• **YOUR GOAL**:
Write out each entry again. Keep every word exactly as it is.

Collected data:
..............................

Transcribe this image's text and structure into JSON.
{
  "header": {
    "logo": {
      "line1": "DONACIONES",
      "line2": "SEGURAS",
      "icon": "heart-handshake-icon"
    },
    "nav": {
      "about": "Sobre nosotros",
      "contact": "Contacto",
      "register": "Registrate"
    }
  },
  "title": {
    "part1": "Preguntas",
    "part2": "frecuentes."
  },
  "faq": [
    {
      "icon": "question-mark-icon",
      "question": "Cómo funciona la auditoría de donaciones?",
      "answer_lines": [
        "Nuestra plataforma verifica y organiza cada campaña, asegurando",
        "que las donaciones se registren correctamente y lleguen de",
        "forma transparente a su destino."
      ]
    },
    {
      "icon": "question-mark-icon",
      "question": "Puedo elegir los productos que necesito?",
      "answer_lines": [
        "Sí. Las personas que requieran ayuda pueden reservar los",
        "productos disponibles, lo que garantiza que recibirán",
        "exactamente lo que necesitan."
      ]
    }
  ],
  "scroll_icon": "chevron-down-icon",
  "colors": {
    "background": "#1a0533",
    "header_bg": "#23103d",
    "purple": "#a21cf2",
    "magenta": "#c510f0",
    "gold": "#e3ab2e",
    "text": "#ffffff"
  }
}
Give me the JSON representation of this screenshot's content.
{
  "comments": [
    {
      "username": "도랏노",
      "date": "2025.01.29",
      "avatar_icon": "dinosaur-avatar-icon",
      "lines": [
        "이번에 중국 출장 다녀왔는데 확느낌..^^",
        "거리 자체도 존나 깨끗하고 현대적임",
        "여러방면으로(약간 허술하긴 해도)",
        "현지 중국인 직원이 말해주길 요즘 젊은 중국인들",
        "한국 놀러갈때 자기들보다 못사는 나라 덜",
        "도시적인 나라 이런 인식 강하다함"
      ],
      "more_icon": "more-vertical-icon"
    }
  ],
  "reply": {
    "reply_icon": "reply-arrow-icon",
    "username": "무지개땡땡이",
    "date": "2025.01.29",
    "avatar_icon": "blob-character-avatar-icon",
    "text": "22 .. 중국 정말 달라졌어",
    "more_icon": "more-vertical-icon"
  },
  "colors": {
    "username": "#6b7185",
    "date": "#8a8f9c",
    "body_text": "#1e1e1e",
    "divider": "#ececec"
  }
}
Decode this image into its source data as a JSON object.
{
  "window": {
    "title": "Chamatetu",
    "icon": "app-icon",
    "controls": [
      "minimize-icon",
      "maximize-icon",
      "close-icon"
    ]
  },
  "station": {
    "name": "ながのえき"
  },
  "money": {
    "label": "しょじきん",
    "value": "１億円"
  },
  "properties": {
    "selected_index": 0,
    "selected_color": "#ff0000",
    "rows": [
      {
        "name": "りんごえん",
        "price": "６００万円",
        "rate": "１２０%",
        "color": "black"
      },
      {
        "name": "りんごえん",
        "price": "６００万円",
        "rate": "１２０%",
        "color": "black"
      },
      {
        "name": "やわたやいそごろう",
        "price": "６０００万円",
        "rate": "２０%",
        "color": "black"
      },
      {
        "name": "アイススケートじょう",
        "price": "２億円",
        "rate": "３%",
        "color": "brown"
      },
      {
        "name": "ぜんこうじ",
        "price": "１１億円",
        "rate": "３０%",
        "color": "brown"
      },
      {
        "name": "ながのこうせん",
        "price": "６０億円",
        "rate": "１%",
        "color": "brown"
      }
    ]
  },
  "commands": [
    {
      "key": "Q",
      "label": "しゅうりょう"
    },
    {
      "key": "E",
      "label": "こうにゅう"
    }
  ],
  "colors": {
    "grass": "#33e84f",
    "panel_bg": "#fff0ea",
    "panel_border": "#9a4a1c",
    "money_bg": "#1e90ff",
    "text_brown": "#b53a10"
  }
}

..............................

• **FULL OUTPUT**:
Transcribe this image's text and structure into JSON.
{
  "header": {
    "logo": {
      "line1": "DONACIONES",
      "line2": "SEGURAS",
      "icon": "heart-handshake-icon"
    },
    "nav": {
      "about": "Sobre nosotros",
      "contact": "Contacto",
      "register": "Registrate"
    }
  },
  "title": {
    "part1": "Preguntas",
    "part2": "frecuentes."
  },
  "faq": [
    {
      "icon": "question-mark-icon",
      "question": "Cómo funciona la auditoría de donaciones?",
      "answer_lines": [
        "Nuestra plataforma verifica y organiza cada campaña, asegurando",
        "que las donaciones se registren correctamente y lleguen de",
        "forma transparente a su destino."
      ]
    },
    {
      "icon": "question-mark-icon",
      "question": "Puedo elegir los productos que necesito?",
      "answer_lines": [
        "Sí. Las personas que requieran ayuda pueden reservar los",
        "productos disponibles, lo que garantiza que recibirán",
        "exactamente lo que necesitan."
      ]
    }
  ],
  "scroll_icon": "chevron-down-icon",
  "colors": {
    "background": "#1a0533",
    "header_bg": "#23103d",
    "purple": "#a21cf2",
    "magenta": "#c510f0",
    "gold": "#e3ab2e",
    "text": "#ffffff"
  }
}
Give me the JSON representation of this screenshot's content.
{
  "comments": [
    {
      "username": "도랏노",
      "date": "2025.01.29",
      "avatar_icon": "dinosaur-avatar-icon",
      "lines": [
        "이번에 중국 출장 다녀왔는데 확느낌..^^",
        "거리 자체도 존나 깨끗하고 현대적임",
        "여러방면으로(약간 허술하긴 해도)",
        "현지 중국인 직원이 말해주길 요즘 젊은 중국인들",
        "한국 놀러갈때 자기들보다 못사는 나라 덜",
        "도시적인 나라 이런 인식 강하다함"
      ],
      "more_icon": "more-vertical-icon"
    }
  ],
  "reply": {
    "reply_icon": "reply-arrow-icon",
    "username": "무지개땡땡이",
    "date": "2025.01.29",
    "avatar_icon": "blob-character-avatar-icon",
    "text": "22 .. 중국 정말 달라졌어",
    "more_icon": "more-vertical-icon"
  },
  "colors": {
    "username": "#6b7185",
    "date": "#8a8f9c",
    "body_text": "#1e1e1e",
    "divider": "#ececec"
  }
}
Decode this image into its source data as a JSON object.
{
  "window": {
    "title": "Chamatetu",
    "icon": "app-icon",
    "controls": [
      "minimize-icon",
      "maximize-icon",
      "close-icon"
    ]
  },
  "station": {
    "name": "ながのえき"
  },
  "money": {
    "label": "しょじきん",
    "value": "１億円"
  },
  "properties": {
    "selected_index": 0,
    "selected_color": "#ff0000",
    "rows": [
      {
        "name": "りんごえん",
        "price": "６００万円",
        "rate": "１２０%",
        "color": "black"
      },
      {
        "name": "りんごえん",
        "price": "６００万円",
        "rate": "１２０%",
        "color": "black"
      },
      {
        "name": "やわたやいそごろう",
        "price": "６０００万円",
        "rate": "２０%",
        "color": "black"
      },
      {
        "name": "アイススケートじょう",
        "price": "２億円",
        "rate": "３%",
        "color": "brown"
      },
      {
        "name": "ぜんこうじ",
        "price": "１１億円",
        "rate": "３０%",
        "color": "brown"
      },
      {
        "name": "ながのこうせん",
        "price": "６０億円",
        "rate": "１%",
        "color": "brown"
      }
    ]
  },
  "commands": [
    {
      "key": "Q",
      "label": "しゅうりょう"
    },
    {
      "key": "E",
      "label": "こうにゅう"
    }
  ],
  "colors": {
    "grass": "#33e84f",
    "panel_bg": "#fff0ea",
    "panel_border": "#9a4a1c",
    "money_bg": "#1e90ff",
    "text_brown": "#b53a10"
  }
}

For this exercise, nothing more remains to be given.